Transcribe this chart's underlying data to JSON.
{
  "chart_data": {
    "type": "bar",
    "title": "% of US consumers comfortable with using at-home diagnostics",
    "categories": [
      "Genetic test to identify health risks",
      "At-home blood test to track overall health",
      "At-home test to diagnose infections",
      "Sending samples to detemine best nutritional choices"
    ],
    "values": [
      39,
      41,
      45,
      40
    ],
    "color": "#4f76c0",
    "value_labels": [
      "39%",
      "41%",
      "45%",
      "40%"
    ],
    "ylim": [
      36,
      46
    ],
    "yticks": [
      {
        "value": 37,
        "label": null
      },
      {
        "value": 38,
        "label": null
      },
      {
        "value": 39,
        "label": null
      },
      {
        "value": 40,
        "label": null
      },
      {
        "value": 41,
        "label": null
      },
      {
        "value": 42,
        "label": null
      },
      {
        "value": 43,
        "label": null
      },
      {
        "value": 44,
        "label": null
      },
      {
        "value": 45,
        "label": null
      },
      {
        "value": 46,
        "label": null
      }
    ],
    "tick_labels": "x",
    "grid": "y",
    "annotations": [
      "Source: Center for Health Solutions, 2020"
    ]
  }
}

Problem to work on:
Work through the records above line by line and count those that hold the string "test". Give only the result.

Finished task:
3